Short exercise — Omit images. Retype all entries verbatim.

Supplied data —
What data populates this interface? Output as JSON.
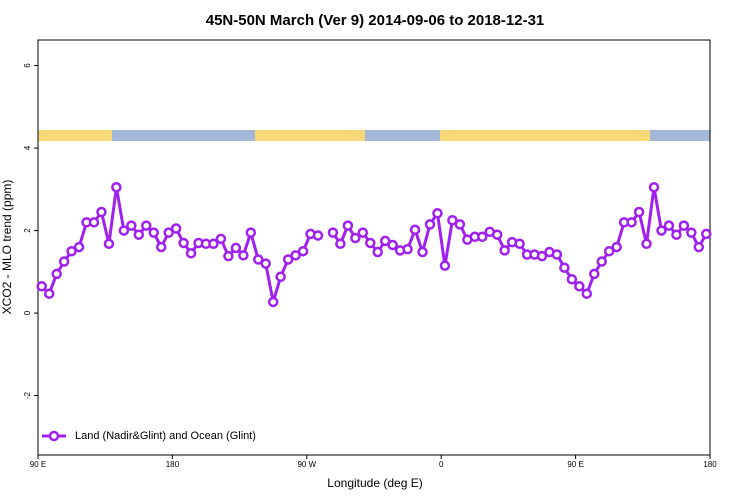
{
  "chart_data": {
    "type": "line",
    "title": "45N-50N March (Ver 9)   2014-09-06 to 2018-12-31",
    "x_label": "Longitude (deg E)",
    "y_label": "XCO2 - MLO trend (ppm)",
    "x": [
      92.5,
      97.5,
      102.5,
      107.5,
      112.5,
      117.5,
      122.5,
      127.5,
      132.5,
      137.5,
      142.5,
      147.5,
      152.5,
      157.5,
      162.5,
      167.5,
      172.5,
      177.5,
      182.5,
      187.5,
      192.5,
      197.5,
      202.5,
      207.5,
      212.5,
      217.5,
      222.5,
      227.5,
      232.5,
      237.5,
      242.5,
      247.5,
      252.5,
      257.5,
      262.5,
      267.5,
      272.5,
      277.5,
      282.5,
      287.5,
      292.5,
      297.5,
      302.5,
      307.5,
      312.5,
      317.5,
      322.5,
      327.5,
      332.5,
      337.5,
      342.5,
      347.5,
      352.5,
      357.5,
      362.5,
      367.5,
      372.5,
      377.5,
      382.5,
      387.5,
      392.5,
      397.5,
      402.5,
      407.5,
      412.5,
      417.5,
      422.5,
      427.5,
      432.5,
      437.5,
      442.5,
      447.5,
      452.5,
      457.5,
      462.5,
      467.5,
      472.5,
      477.5,
      482.5,
      487.5,
      492.5,
      497.5,
      502.5,
      507.5,
      512.5,
      517.5,
      522.5,
      527.5,
      532.5,
      537.5
    ],
    "series": [
      {
        "name": "Land (Nadir&Glint) and Ocean (Glint)",
        "color": "#a020f0",
        "values": [
          0.65,
          0.47,
          0.95,
          1.25,
          1.5,
          1.6,
          2.2,
          2.2,
          2.45,
          1.68,
          3.05,
          2.0,
          2.12,
          1.9,
          2.12,
          1.95,
          1.6,
          1.95,
          2.05,
          1.7,
          1.45,
          1.7,
          1.68,
          1.68,
          1.8,
          1.38,
          1.58,
          1.4,
          1.95,
          1.3,
          1.2,
          0.27,
          0.88,
          1.3,
          1.4,
          1.5,
          1.92,
          1.88,
          null,
          1.95,
          1.68,
          2.12,
          1.82,
          1.95,
          1.7,
          1.48,
          1.75,
          1.65,
          1.52,
          1.55,
          2.02,
          1.48,
          2.15,
          2.42,
          1.15,
          2.25,
          2.15,
          1.78,
          1.85,
          1.85,
          1.97,
          1.9,
          1.52,
          1.72,
          1.68,
          1.42,
          1.42,
          1.38,
          1.48,
          1.42,
          1.1,
          0.82,
          0.65,
          0.47,
          0.95,
          1.25,
          1.5,
          1.6,
          2.2,
          2.2,
          2.45,
          1.68,
          3.05,
          2.0,
          2.12,
          1.9,
          2.12,
          1.95,
          1.6,
          1.92
        ]
      }
    ],
    "xlim": [
      90,
      540
    ],
    "xticks": [
      {
        "value": 90,
        "label": "90 E"
      },
      180,
      {
        "value": 270,
        "label": "90 W"
      },
      {
        "value": 360,
        "label": "0"
      },
      {
        "value": 450,
        "label": "90 E"
      },
      {
        "value": 540,
        "label": "180"
      }
    ],
    "ylim": [
      -3.44,
      6.62
    ],
    "yticks": [
      -2,
      0,
      2,
      4,
      6
    ],
    "legend": "bottom-left"
  }
}
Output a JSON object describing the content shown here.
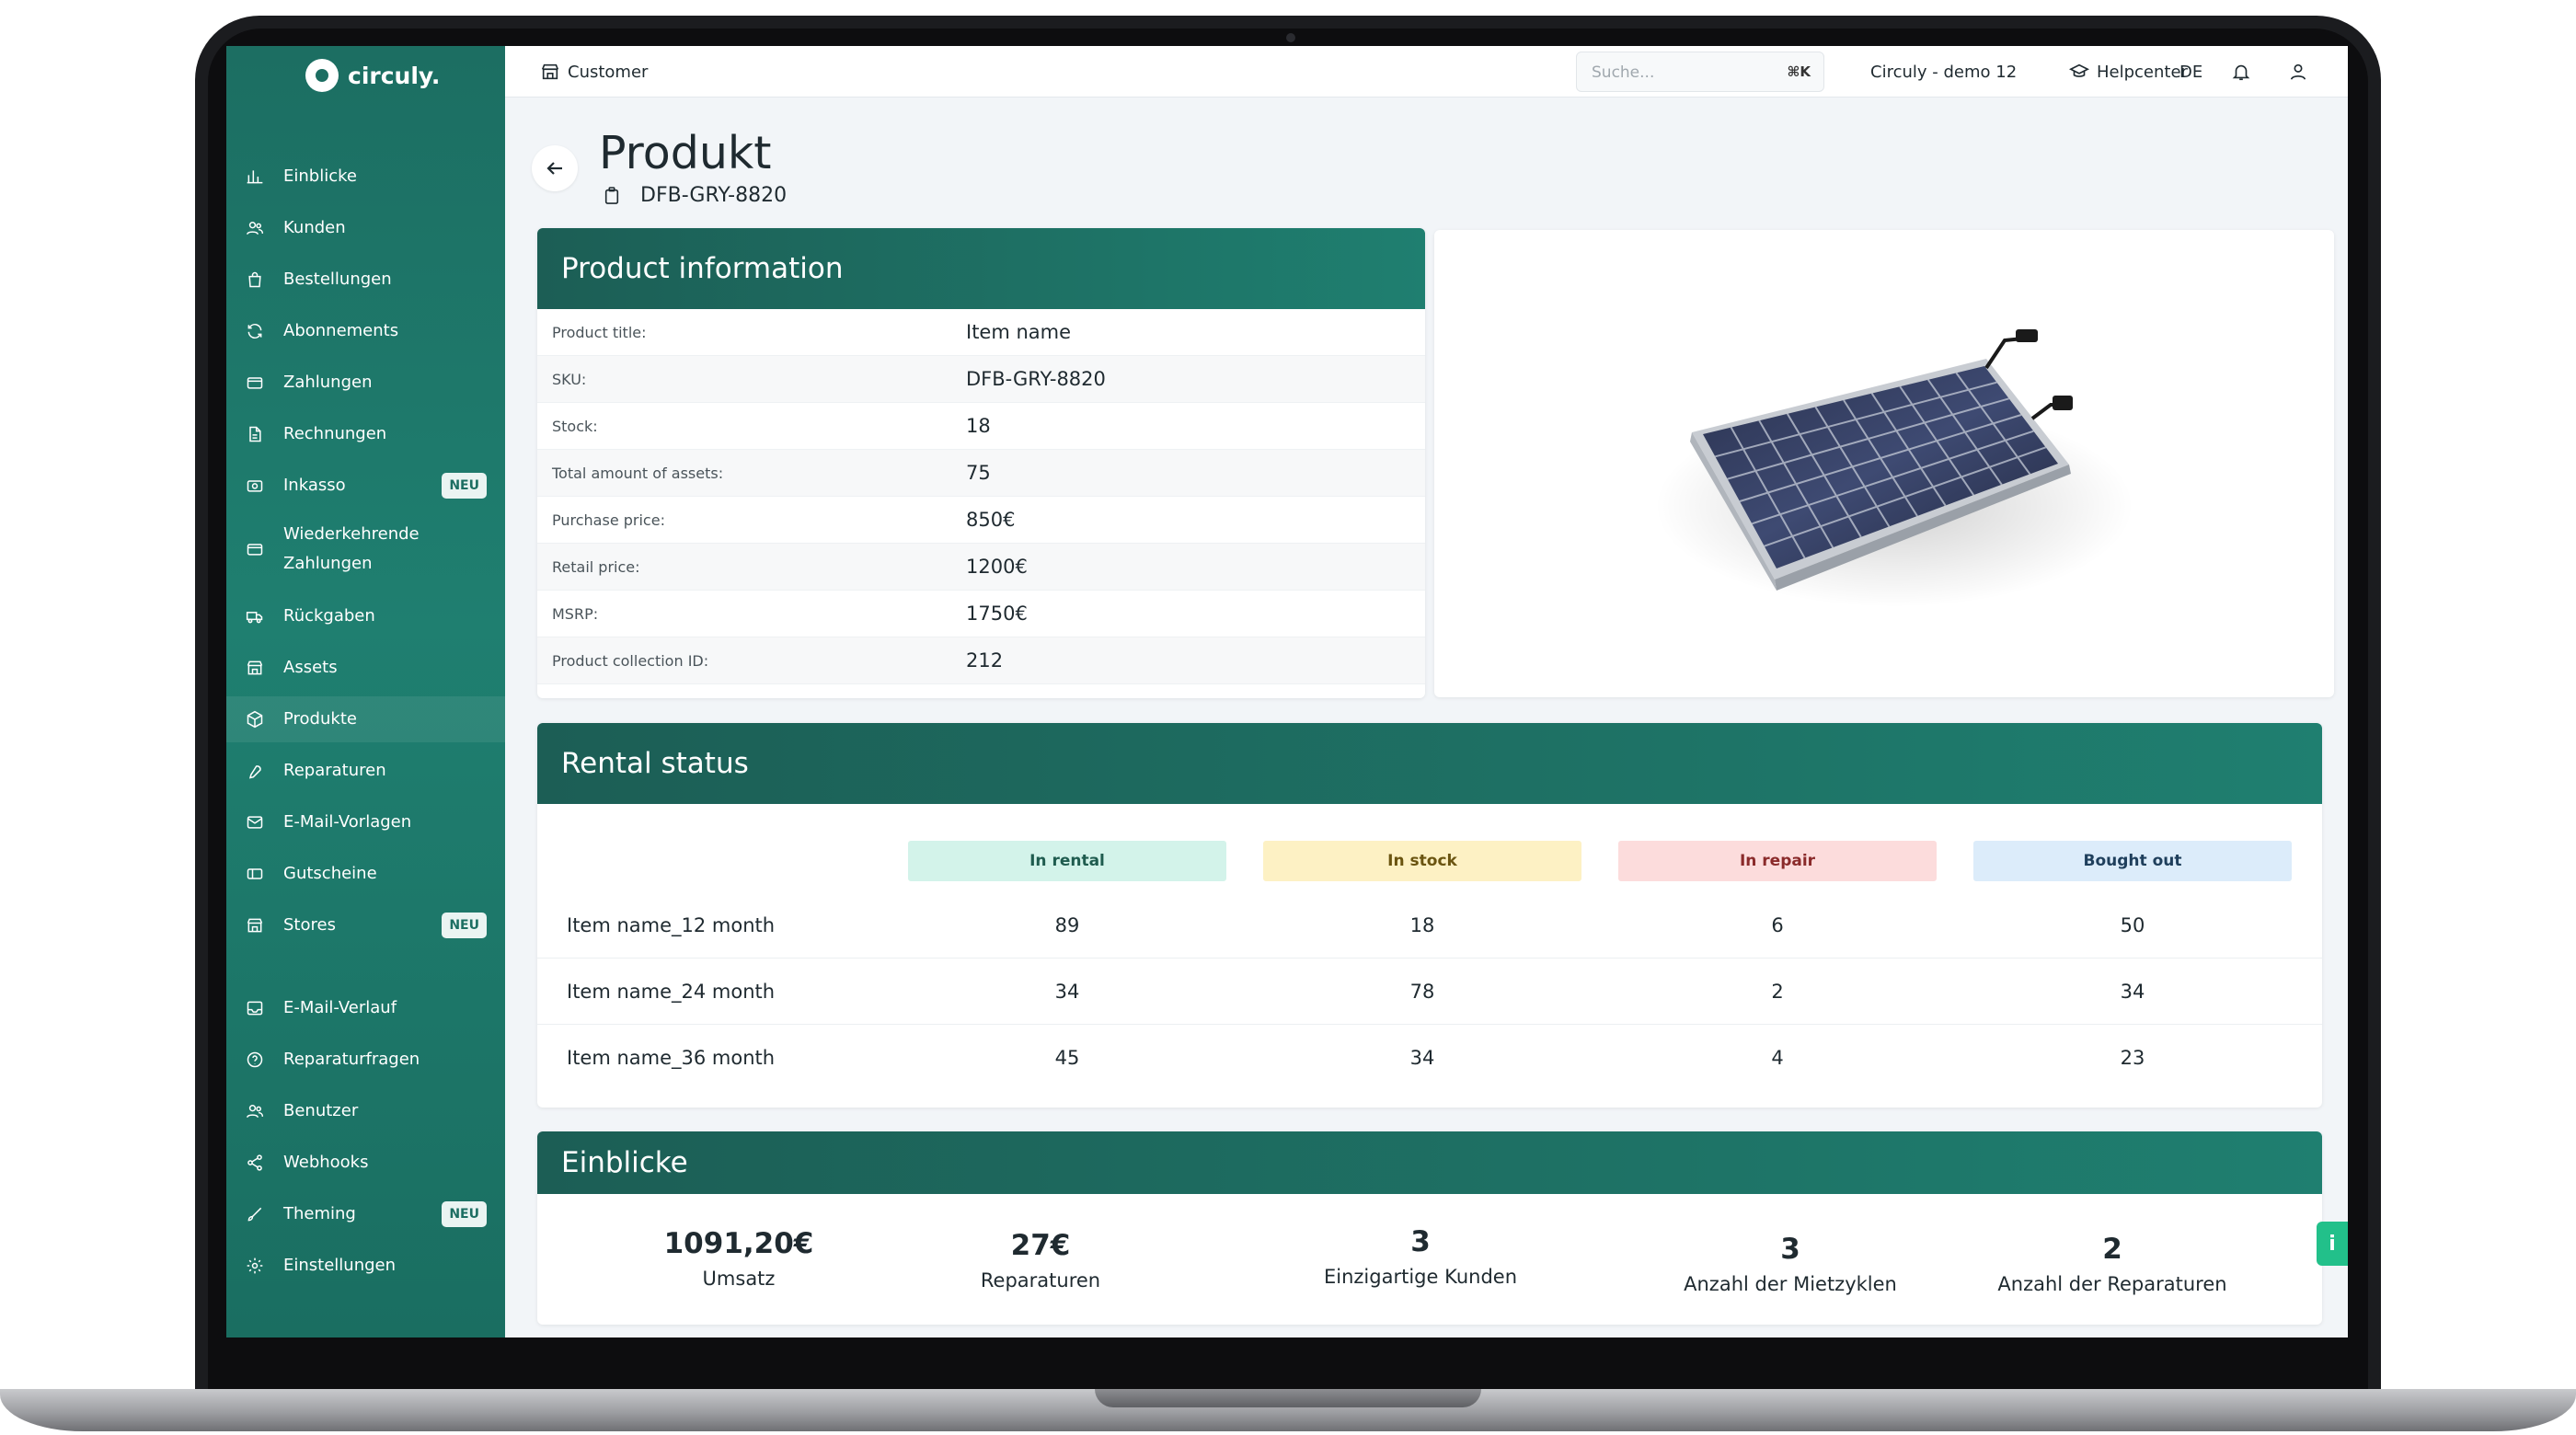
{
  "app": {
    "logo_text": "circuly."
  },
  "sidebar": {
    "items": [
      {
        "label": "Einblicke",
        "icon": "chart-icon"
      },
      {
        "label": "Kunden",
        "icon": "users-icon"
      },
      {
        "label": "Bestellungen",
        "icon": "bag-icon"
      },
      {
        "label": "Abonnements",
        "icon": "refresh-icon"
      },
      {
        "label": "Zahlungen",
        "icon": "card-icon"
      },
      {
        "label": "Rechnungen",
        "icon": "document-icon"
      },
      {
        "label": "Inkasso",
        "icon": "money-icon",
        "badge": "NEU"
      },
      {
        "label": "Wiederkehrende",
        "label2": "Zahlungen",
        "icon": "card-icon"
      },
      {
        "label": "Rückgaben",
        "icon": "truck-icon"
      },
      {
        "label": "Assets",
        "icon": "building-icon"
      },
      {
        "label": "Produkte",
        "icon": "box-icon"
      },
      {
        "label": "Reparaturen",
        "icon": "wrench-icon"
      },
      {
        "label": "E-Mail-Vorlagen",
        "icon": "mail-icon"
      },
      {
        "label": "Gutscheine",
        "icon": "ticket-icon"
      },
      {
        "label": "Stores",
        "icon": "store-icon",
        "badge": "NEU"
      },
      {
        "label": "E-Mail-Verlauf",
        "icon": "inbox-icon"
      },
      {
        "label": "Reparaturfragen",
        "icon": "question-icon"
      },
      {
        "label": "Benutzer",
        "icon": "users-icon"
      },
      {
        "label": "Webhooks",
        "icon": "share-icon"
      },
      {
        "label": "Theming",
        "icon": "brush-icon",
        "badge": "NEU"
      },
      {
        "label": "Einstellungen",
        "icon": "gear-icon"
      }
    ]
  },
  "topbar": {
    "customer_label": "Customer",
    "search_placeholder": "Suche...",
    "search_shortcut": "⌘K",
    "account": "Circuly - demo 12",
    "helpcenter": "Helpcenter",
    "language": "DE"
  },
  "page": {
    "title": "Produkt",
    "sku": "DFB-GRY-8820"
  },
  "product_info": {
    "title": "Product information",
    "rows": [
      {
        "label": "Product title:",
        "value": "Item name"
      },
      {
        "label": "SKU:",
        "value": "DFB-GRY-8820"
      },
      {
        "label": "Stock:",
        "value": "18"
      },
      {
        "label": "Total amount of assets:",
        "value": "75"
      },
      {
        "label": "Purchase price:",
        "value": "850€"
      },
      {
        "label": "Retail price:",
        "value": "1200€"
      },
      {
        "label": "MSRP:",
        "value": "1750€"
      },
      {
        "label": "Product collection ID:",
        "value": "212"
      }
    ]
  },
  "rental_status": {
    "title": "Rental status",
    "columns": [
      {
        "label": "In rental",
        "bg": "#d3f3ea",
        "fg": "#1f5c4f"
      },
      {
        "label": "In stock",
        "bg": "#fdf1c4",
        "fg": "#6a5410"
      },
      {
        "label": "In repair",
        "bg": "#fcdcdc",
        "fg": "#8a2a2a"
      },
      {
        "label": "Bought out",
        "bg": "#dcecfa",
        "fg": "#1f3f5c"
      }
    ],
    "rows": [
      {
        "name": "Item name_12 month",
        "values": [
          "89",
          "18",
          "6",
          "50"
        ]
      },
      {
        "name": "Item name_24 month",
        "values": [
          "34",
          "78",
          "2",
          "34"
        ]
      },
      {
        "name": "Item name_36 month",
        "values": [
          "45",
          "34",
          "4",
          "23"
        ]
      }
    ]
  },
  "insights": {
    "title": "Einblicke",
    "kpis": [
      {
        "value": "1091,20€",
        "label": "Umsatz"
      },
      {
        "value": "27€",
        "label": "Reparaturen"
      },
      {
        "value": "3",
        "label": "Einzigartige Kunden"
      },
      {
        "value": "3",
        "label": "Anzahl der Mietzyklen"
      },
      {
        "value": "2",
        "label": "Anzahl der Reparaturen"
      }
    ]
  },
  "info_tab": "i",
  "colors": {
    "brand": "#1c6e62",
    "accent": "#22c08a"
  }
}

Task result —
What data populates this interface? Output as JSON.
{
  "chart_data": {
    "type": "line",
    "title": "45N-50N March (Ver 9)   2014-09-06 to 2018-12-31",
    "x_label": "Longitude (deg E)",
    "y_label": "XCO2 - MLO trend (ppm)",
    "x": [
      92.5,
      97.5,
      102.5,
      107.5,
      112.5,
      117.5,
      122.5,
      127.5,
      132.5,
      137.5,
      142.5,
      147.5,
      152.5,
      157.5,
      162.5,
      167.5,
      172.5,
      177.5,
      182.5,
      187.5,
      192.5,
      197.5,
      202.5,
      207.5,
      212.5,
      217.5,
      222.5,
      227.5,
      232.5,
      237.5,
      242.5,
      247.5,
      252.5,
      257.5,
      262.5,
      267.5,
      272.5,
      277.5,
      282.5,
      287.5,
      292.5,
      297.5,
      302.5,
      307.5,
      312.5,
      317.5,
      322.5,
      327.5,
      332.5,
      337.5,
      342.5,
      347.5,
      352.5,
      357.5,
      362.5,
      367.5,
      372.5,
      377.5,
      382.5,
      387.5,
      392.5,
      397.5,
      402.5,
      407.5,
      412.5,
      417.5,
      422.5,
      427.5,
      432.5,
      437.5,
      442.5,
      447.5,
      452.5,
      457.5,
      462.5,
      467.5,
      472.5,
      477.5,
      482.5,
      487.5,
      492.5,
      497.5,
      502.5,
      507.5,
      512.5,
      517.5,
      522.5,
      527.5,
      532.5,
      537.5
    ],
    "series": [
      {
        "name": "Land (Nadir&Glint) and Ocean (Glint)",
        "color": "#a020f0",
        "values": [
          0.65,
          0.47,
          0.95,
          1.25,
          1.5,
          1.6,
          2.2,
          2.2,
          2.45,
          1.68,
          3.05,
          2.0,
          2.12,
          1.9,
          2.12,
          1.95,
          1.6,
          1.95,
          2.05,
          1.7,
          1.45,
          1.7,
          1.68,
          1.68,
          1.8,
          1.38,
          1.58,
          1.4,
          1.95,
          1.3,
          1.2,
          0.27,
          0.88,
          1.3,
          1.4,
          1.5,
          1.92,
          1.88,
          null,
          1.95,
          1.68,
          2.12,
          1.82,
          1.95,
          1.7,
          1.48,
          1.75,
          1.65,
          1.52,
          1.55,
          2.02,
          1.48,
          2.15,
          2.42,
          1.15,
          2.25,
          2.15,
          1.78,
          1.85,
          1.85,
          1.97,
          1.9,
          1.52,
          1.72,
          1.68,
          1.42,
          1.42,
          1.38,
          1.48,
          1.42,
          1.1,
          0.82,
          0.65,
          0.47,
          0.95,
          1.25,
          1.5,
          1.6,
          2.2,
          2.2,
          2.45,
          1.68,
          3.05,
          2.0,
          2.12,
          1.9,
          2.12,
          1.95,
          1.6,
          1.92
        ]
      }
    ],
    "xlim": [
      90,
      540
    ],
    "xticks": [
      {
        "value": 90,
        "label": "90 E"
      },
      180,
      {
        "value": 270,
        "label": "90 W"
      },
      {
        "value": 360,
        "label": "0"
      },
      {
        "value": 450,
        "label": "90 E"
      },
      {
        "value": 540,
        "label": "180"
      }
    ],
    "ylim": [
      -3.44,
      6.62
    ],
    "yticks": [
      -2,
      0,
      2,
      4,
      6
    ],
    "legend": "bottom-left"
  }
}
Output a JSON object describing the content shown here.
{
  "app": {
    "logo_text": "circuly."
  },
  "sidebar": {
    "items": [
      {
        "label": "Einblicke",
        "icon": "chart-icon"
      },
      {
        "label": "Kunden",
        "icon": "users-icon"
      },
      {
        "label": "Bestellungen",
        "icon": "bag-icon"
      },
      {
        "label": "Abonnements",
        "icon": "refresh-icon"
      },
      {
        "label": "Zahlungen",
        "icon": "card-icon"
      },
      {
        "label": "Rechnungen",
        "icon": "document-icon"
      },
      {
        "label": "Inkasso",
        "icon": "money-icon",
        "badge": "NEU"
      },
      {
        "label": "Wiederkehrende",
        "label2": "Zahlungen",
        "icon": "card-icon"
      },
      {
        "label": "Rückgaben",
        "icon": "truck-icon"
      },
      {
        "label": "Assets",
        "icon": "building-icon"
      },
      {
        "label": "Produkte",
        "icon": "box-icon"
      },
      {
        "label": "Reparaturen",
        "icon": "wrench-icon"
      },
      {
        "label": "E-Mail-Vorlagen",
        "icon": "mail-icon"
      },
      {
        "label": "Gutscheine",
        "icon": "ticket-icon"
      },
      {
        "label": "Stores",
        "icon": "store-icon",
        "badge": "NEU"
      },
      {
        "label": "E-Mail-Verlauf",
        "icon": "inbox-icon"
      },
      {
        "label": "Reparaturfragen",
        "icon": "question-icon"
      },
      {
        "label": "Benutzer",
        "icon": "users-icon"
      },
      {
        "label": "Webhooks",
        "icon": "share-icon"
      },
      {
        "label": "Theming",
        "icon": "brush-icon",
        "badge": "NEU"
      },
      {
        "label": "Einstellungen",
        "icon": "gear-icon"
      }
    ]
  },
  "topbar": {
    "customer_label": "Customer",
    "search_placeholder": "Suche...",
    "search_shortcut": "⌘K",
    "account": "Circuly - demo 12",
    "helpcenter": "Helpcenter",
    "language": "DE"
  },
  "page": {
    "title": "Produkt",
    "sku": "DFB-GRY-8820"
  },
  "product_info": {
    "title": "Product information",
    "rows": [
      {
        "label": "Product title:",
        "value": "Item name"
      },
      {
        "label": "SKU:",
        "value": "DFB-GRY-8820"
      },
      {
        "label": "Stock:",
        "value": "18"
      },
      {
        "label": "Total amount of assets:",
        "value": "75"
      },
      {
        "label": "Purchase price:",
        "value": "850€"
      },
      {
        "label": "Retail price:",
        "value": "1200€"
      },
      {
        "label": "MSRP:",
        "value": "1750€"
      },
      {
        "label": "Product collection ID:",
        "value": "212"
      }
    ]
  },
  "rental_status": {
    "title": "Rental status",
    "columns": [
      {
        "label": "In rental",
        "bg": "#d3f3ea",
        "fg": "#1f5c4f"
      },
      {
        "label": "In stock",
        "bg": "#fdf1c4",
        "fg": "#6a5410"
      },
      {
        "label": "In repair",
        "bg": "#fcdcdc",
        "fg": "#8a2a2a"
      },
      {
        "label": "Bought out",
        "bg": "#dcecfa",
        "fg": "#1f3f5c"
      }
    ],
    "rows": [
      {
        "name": "Item name_12 month",
        "values": [
          "89",
          "18",
          "6",
          "50"
        ]
      },
      {
        "name": "Item name_24 month",
        "values": [
          "34",
          "78",
          "2",
          "34"
        ]
      },
      {
        "name": "Item name_36 month",
        "values": [
          "45",
          "34",
          "4",
          "23"
        ]
      }
    ]
  },
  "insights": {
    "title": "Einblicke",
    "kpis": [
      {
        "value": "1091,20€",
        "label": "Umsatz"
      },
      {
        "value": "27€",
        "label": "Reparaturen"
      },
      {
        "value": "3",
        "label": "Einzigartige Kunden"
      },
      {
        "value": "3",
        "label": "Anzahl der Mietzyklen"
      },
      {
        "value": "2",
        "label": "Anzahl der Reparaturen"
      }
    ]
  },
  "info_tab": "i",
  "colors": {
    "brand": "#1c6e62",
    "accent": "#22c08a"
  }
}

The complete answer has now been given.